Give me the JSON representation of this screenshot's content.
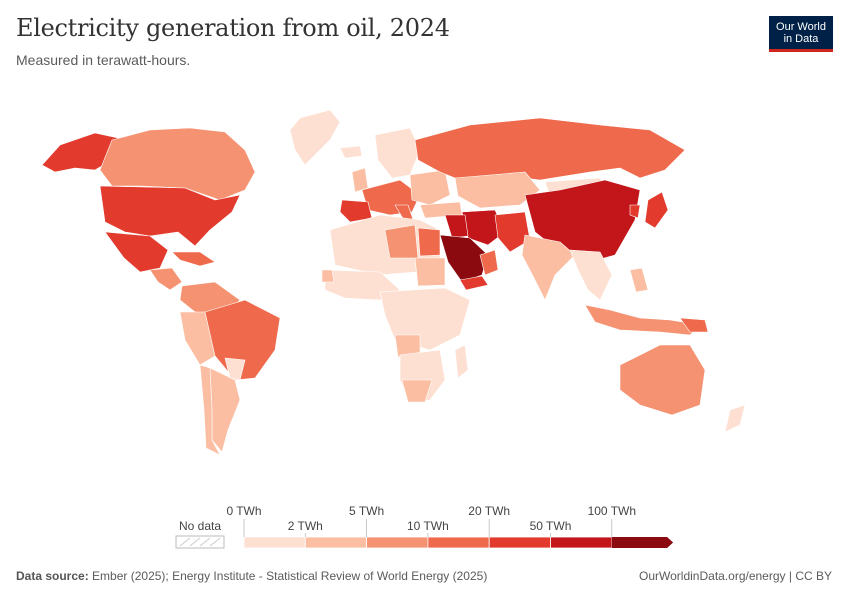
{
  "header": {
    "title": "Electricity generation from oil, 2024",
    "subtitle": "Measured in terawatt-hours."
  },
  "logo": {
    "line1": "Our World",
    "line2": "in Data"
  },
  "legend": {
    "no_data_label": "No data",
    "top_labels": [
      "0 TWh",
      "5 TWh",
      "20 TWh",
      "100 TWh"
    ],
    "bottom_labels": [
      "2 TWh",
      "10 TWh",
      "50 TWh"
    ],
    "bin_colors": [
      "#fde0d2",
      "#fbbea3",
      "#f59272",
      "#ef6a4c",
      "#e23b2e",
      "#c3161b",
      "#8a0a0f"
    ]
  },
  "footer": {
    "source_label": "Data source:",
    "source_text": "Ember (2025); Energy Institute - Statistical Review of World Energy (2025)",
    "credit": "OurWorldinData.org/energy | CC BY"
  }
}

=-=-=-=-=

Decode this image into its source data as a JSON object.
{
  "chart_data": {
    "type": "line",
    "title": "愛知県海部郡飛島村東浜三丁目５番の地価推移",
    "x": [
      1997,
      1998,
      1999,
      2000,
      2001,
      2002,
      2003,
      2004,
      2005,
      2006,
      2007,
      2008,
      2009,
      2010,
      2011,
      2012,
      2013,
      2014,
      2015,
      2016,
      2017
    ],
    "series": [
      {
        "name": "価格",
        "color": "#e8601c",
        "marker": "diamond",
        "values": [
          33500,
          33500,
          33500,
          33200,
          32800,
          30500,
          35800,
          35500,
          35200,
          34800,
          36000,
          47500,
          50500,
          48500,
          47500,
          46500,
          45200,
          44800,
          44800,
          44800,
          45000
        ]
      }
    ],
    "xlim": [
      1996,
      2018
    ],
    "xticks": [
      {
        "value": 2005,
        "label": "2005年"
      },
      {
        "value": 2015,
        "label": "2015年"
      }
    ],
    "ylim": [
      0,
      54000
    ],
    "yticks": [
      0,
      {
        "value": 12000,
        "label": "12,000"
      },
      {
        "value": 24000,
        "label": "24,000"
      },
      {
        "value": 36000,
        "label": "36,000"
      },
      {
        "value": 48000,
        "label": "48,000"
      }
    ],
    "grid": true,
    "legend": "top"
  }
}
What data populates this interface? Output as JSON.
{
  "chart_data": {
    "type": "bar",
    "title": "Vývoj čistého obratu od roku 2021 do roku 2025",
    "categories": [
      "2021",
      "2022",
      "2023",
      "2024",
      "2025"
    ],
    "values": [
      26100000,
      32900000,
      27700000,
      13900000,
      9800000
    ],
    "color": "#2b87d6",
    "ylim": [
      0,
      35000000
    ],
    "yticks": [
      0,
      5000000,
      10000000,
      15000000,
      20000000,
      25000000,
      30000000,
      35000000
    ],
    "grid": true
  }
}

=-=-=-=-=

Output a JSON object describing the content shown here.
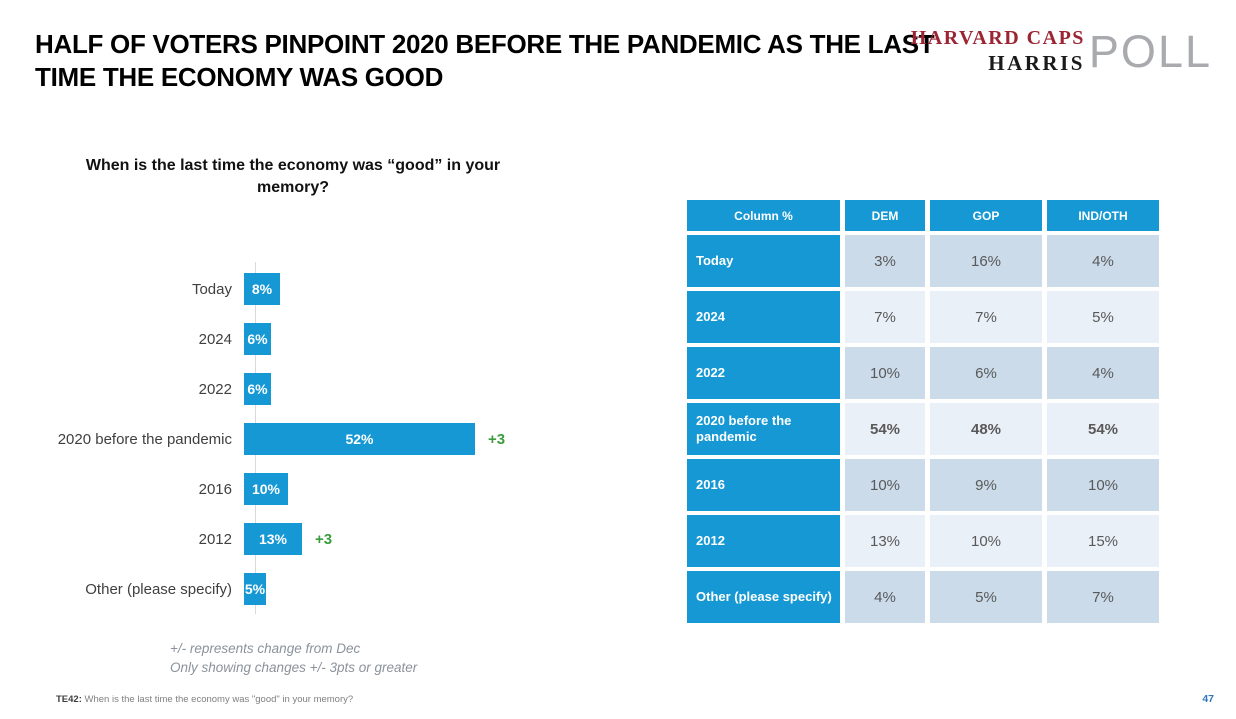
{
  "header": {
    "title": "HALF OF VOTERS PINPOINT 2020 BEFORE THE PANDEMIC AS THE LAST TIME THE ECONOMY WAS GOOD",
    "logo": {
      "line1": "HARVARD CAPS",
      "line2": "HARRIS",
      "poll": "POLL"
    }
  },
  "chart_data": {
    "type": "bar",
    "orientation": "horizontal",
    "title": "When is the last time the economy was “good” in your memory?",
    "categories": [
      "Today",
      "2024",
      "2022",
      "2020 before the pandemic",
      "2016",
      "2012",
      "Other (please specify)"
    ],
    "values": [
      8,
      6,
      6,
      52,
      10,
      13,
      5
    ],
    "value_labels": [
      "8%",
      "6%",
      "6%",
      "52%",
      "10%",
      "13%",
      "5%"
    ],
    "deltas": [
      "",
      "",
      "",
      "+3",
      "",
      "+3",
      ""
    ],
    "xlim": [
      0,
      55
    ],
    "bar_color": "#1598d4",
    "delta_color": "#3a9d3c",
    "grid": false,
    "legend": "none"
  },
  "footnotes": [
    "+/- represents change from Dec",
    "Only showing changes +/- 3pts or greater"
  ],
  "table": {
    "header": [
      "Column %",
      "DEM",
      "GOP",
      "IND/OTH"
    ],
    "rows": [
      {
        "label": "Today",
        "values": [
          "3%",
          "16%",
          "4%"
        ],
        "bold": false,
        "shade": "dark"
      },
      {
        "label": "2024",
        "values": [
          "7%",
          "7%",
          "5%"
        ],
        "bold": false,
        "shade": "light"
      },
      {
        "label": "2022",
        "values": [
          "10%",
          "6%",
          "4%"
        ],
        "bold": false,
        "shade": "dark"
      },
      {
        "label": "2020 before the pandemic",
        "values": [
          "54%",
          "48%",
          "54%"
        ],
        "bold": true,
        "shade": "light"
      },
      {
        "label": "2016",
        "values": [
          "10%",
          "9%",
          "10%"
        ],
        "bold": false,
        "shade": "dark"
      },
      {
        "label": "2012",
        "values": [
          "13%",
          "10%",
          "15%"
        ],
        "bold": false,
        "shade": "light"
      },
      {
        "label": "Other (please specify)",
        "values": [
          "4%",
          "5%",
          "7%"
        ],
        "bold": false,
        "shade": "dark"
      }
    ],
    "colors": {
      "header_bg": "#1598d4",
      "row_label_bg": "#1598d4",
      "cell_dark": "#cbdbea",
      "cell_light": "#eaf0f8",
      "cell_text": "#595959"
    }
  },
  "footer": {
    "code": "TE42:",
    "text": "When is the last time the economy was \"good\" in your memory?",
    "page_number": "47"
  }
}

=-=-=-=-=

== WORK TO BE COMPLETED ==
Collect the lines of the records that include the string "content".

== RESULT OF THIS EXERCISE ==
Give me the JSON representation of this screenshot's content.
Output a JSON object describing the content shown here.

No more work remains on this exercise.